>> start RECORDS SUPPLIED

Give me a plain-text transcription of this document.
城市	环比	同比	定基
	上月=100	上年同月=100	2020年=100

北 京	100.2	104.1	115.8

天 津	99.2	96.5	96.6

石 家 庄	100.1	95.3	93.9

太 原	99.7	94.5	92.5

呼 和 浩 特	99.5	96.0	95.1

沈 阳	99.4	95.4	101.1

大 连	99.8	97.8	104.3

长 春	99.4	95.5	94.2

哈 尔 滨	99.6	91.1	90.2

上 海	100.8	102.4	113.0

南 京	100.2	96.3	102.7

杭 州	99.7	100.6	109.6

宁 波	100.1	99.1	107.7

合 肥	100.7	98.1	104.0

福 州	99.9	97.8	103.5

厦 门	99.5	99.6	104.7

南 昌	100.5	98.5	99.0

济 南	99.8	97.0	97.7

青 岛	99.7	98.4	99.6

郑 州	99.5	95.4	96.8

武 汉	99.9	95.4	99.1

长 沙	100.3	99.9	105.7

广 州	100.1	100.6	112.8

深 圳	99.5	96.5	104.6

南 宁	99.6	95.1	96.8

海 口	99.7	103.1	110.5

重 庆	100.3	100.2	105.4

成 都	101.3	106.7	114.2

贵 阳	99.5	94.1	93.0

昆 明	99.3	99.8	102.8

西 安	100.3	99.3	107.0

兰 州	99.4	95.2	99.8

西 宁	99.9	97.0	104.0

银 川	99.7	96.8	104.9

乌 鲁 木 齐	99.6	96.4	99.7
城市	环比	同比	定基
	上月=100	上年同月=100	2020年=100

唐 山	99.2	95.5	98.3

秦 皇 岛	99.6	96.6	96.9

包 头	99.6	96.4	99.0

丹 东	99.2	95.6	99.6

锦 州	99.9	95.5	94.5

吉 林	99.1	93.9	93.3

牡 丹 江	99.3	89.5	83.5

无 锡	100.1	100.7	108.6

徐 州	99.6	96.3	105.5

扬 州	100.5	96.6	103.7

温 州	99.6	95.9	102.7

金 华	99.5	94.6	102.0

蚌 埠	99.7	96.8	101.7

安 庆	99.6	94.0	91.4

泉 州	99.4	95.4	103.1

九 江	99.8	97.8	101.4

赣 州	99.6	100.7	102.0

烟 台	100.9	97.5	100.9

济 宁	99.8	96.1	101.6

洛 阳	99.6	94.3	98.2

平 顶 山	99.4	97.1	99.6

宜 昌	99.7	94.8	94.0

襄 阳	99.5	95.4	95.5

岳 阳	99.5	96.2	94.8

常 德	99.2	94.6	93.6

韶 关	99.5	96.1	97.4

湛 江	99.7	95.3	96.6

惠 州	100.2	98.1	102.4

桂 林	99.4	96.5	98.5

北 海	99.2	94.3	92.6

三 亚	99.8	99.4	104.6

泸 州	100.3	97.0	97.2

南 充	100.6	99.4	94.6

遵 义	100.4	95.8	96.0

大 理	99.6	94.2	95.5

>> end RECORDS SUPPLIED

WHAT YOU HAVE TO DO:
Quote each line above in full, word for word.

EXERCISE SOLUTION:
Give me a plain-text transcription of this document.
城市	环比	同比	定基
	上月=100	上年同月=100	2020年=100

北 京	100.2	104.1	115.8

天 津	99.2	96.5	96.6

石 家 庄	100.1	95.3	93.9

太 原	99.7	94.5	92.5

呼 和 浩 特	99.5	96.0	95.1

沈 阳	99.4	95.4	101.1

大 连	99.8	97.8	104.3

长 春	99.4	95.5	94.2

哈 尔 滨	99.6	91.1	90.2

上 海	100.8	102.4	113.0

南 京	100.2	96.3	102.7

杭 州	99.7	100.6	109.6

宁 波	100.1	99.1	107.7

合 肥	100.7	98.1	104.0

福 州	99.9	97.8	103.5

厦 门	99.5	99.6	104.7

南 昌	100.5	98.5	99.0

济 南	99.8	97.0	97.7

青 岛	99.7	98.4	99.6

郑 州	99.5	95.4	96.8

武 汉	99.9	95.4	99.1

长 沙	100.3	99.9	105.7

广 州	100.1	100.6	112.8

深 圳	99.5	96.5	104.6

南 宁	99.6	95.1	96.8

海 口	99.7	103.1	110.5

重 庆	100.3	100.2	105.4

成 都	101.3	106.7	114.2

贵 阳	99.5	94.1	93.0

昆 明	99.3	99.8	102.8

西 安	100.3	99.3	107.0

兰 州	99.4	95.2	99.8

西 宁	99.9	97.0	104.0

银 川	99.7	96.8	104.9

乌 鲁 木 齐	99.6	96.4	99.7
城市	环比	同比	定基
	上月=100	上年同月=100	2020年=100

唐 山	99.2	95.5	98.3

秦 皇 岛	99.6	96.6	96.9

包 头	99.6	96.4	99.0

丹 东	99.2	95.6	99.6

锦 州	99.9	95.5	94.5

吉 林	99.1	93.9	93.3

牡 丹 江	99.3	89.5	83.5

无 锡	100.1	100.7	108.6

徐 州	99.6	96.3	105.5

扬 州	100.5	96.6	103.7

温 州	99.6	95.9	102.7

金 华	99.5	94.6	102.0

蚌 埠	99.7	96.8	101.7

安 庆	99.6	94.0	91.4

泉 州	99.4	95.4	103.1

九 江	99.8	97.8	101.4

赣 州	99.6	100.7	102.0

烟 台	100.9	97.5	100.9

济 宁	99.8	96.1	101.6

洛 阳	99.6	94.3	98.2

平 顶 山	99.4	97.1	99.6

宜 昌	99.7	94.8	94.0

襄 阳	99.5	95.4	95.5

岳 阳	99.5	96.2	94.8

常 德	99.2	94.6	93.6

韶 关	99.5	96.1	97.4

湛 江	99.7	95.3	96.6

惠 州	100.2	98.1	102.4

桂 林	99.4	96.5	98.5

北 海	99.2	94.3	92.6

三 亚	99.8	99.4	104.6

泸 州	100.3	97.0	97.2

南 充	100.6	99.4	94.6

遵 义	100.4	95.8	96.0

大 理	99.6	94.2	95.5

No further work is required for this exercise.